» WHAT YOU ARE ASKED TO DO
Looking at the listing, state how many of its lines contain the string "انتهى". Write only the number.

═══ SUPPLIED MATERIAL

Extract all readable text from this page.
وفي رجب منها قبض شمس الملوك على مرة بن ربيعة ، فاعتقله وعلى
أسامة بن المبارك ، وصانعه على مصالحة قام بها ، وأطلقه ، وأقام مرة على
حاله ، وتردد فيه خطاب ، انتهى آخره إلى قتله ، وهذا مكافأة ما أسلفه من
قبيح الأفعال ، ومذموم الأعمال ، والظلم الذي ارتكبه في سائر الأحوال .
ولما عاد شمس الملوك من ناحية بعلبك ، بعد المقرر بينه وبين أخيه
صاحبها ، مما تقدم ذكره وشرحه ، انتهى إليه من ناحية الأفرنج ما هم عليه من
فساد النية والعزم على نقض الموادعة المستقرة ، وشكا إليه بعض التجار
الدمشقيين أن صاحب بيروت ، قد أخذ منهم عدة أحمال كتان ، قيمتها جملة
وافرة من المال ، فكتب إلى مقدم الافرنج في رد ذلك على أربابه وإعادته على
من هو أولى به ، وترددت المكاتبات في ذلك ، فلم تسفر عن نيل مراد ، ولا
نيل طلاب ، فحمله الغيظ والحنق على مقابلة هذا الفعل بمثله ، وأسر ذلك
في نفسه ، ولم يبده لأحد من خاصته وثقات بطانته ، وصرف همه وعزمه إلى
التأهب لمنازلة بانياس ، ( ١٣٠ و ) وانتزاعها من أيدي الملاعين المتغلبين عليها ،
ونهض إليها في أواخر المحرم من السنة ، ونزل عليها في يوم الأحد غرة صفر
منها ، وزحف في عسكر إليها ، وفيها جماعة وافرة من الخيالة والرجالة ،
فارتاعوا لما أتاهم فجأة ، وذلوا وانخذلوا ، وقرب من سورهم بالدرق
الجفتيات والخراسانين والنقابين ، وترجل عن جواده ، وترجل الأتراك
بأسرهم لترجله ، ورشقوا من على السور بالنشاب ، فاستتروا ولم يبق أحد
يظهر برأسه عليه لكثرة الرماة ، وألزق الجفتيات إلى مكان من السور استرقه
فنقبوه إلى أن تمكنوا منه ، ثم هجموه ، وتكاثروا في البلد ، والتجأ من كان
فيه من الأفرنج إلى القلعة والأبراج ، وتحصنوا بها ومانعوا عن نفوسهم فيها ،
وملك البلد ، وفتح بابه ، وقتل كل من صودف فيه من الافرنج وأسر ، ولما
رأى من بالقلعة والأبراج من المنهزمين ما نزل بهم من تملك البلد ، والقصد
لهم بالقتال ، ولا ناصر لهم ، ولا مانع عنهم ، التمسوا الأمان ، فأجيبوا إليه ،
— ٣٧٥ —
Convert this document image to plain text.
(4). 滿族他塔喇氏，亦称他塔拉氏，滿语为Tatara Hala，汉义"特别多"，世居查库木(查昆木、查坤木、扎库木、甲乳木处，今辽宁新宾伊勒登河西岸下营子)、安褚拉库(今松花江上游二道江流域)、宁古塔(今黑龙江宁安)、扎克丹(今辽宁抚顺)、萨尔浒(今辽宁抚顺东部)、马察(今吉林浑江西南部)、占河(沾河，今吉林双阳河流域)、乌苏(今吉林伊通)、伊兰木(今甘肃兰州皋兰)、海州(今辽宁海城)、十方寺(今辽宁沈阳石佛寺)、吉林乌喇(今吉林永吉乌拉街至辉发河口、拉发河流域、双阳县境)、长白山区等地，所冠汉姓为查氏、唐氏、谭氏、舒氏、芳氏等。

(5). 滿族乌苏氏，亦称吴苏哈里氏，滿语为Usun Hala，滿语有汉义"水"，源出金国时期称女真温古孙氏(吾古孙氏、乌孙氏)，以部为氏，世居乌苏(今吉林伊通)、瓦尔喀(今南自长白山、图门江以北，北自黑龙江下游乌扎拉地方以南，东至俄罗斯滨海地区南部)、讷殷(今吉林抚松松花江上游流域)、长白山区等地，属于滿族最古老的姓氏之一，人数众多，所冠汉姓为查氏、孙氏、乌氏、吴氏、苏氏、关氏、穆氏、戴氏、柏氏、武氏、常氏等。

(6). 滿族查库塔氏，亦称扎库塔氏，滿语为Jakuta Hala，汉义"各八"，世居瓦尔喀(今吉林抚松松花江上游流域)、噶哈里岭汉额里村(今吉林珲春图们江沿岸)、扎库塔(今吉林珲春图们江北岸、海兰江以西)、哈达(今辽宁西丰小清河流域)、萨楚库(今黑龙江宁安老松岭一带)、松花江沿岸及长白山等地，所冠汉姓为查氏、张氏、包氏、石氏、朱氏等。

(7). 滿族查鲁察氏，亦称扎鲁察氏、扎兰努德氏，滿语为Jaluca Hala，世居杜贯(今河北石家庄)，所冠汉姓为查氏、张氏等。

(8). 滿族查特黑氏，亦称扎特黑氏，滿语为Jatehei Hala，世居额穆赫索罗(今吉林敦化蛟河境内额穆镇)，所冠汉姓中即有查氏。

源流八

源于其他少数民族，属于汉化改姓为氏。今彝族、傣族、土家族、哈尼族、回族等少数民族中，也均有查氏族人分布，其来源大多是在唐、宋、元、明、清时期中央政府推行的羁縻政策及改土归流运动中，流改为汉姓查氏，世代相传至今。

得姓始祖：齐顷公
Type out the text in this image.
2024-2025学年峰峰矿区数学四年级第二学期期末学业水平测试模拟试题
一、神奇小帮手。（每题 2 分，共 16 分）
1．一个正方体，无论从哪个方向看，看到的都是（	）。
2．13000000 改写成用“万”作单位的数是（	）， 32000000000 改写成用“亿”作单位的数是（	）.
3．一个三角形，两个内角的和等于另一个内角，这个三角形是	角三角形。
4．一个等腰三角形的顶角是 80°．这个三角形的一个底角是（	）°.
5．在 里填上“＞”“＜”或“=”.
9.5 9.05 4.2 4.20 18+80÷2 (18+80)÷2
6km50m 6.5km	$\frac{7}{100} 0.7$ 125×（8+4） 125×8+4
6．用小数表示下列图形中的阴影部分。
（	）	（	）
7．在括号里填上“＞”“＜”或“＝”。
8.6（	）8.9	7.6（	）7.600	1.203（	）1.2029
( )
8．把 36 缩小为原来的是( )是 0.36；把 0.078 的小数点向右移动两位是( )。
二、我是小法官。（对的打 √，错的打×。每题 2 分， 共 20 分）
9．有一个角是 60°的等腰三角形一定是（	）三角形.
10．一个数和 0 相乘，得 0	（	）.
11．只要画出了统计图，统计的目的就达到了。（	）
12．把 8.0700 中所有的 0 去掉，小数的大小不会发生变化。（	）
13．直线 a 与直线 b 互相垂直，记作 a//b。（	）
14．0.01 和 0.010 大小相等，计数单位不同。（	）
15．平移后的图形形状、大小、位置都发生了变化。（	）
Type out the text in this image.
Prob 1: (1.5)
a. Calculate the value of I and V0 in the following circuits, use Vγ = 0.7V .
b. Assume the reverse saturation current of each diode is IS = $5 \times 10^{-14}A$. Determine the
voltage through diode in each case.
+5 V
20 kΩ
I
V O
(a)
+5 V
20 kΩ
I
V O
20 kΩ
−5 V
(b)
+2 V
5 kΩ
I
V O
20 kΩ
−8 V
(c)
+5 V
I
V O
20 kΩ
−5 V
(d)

══════

» RESULT
2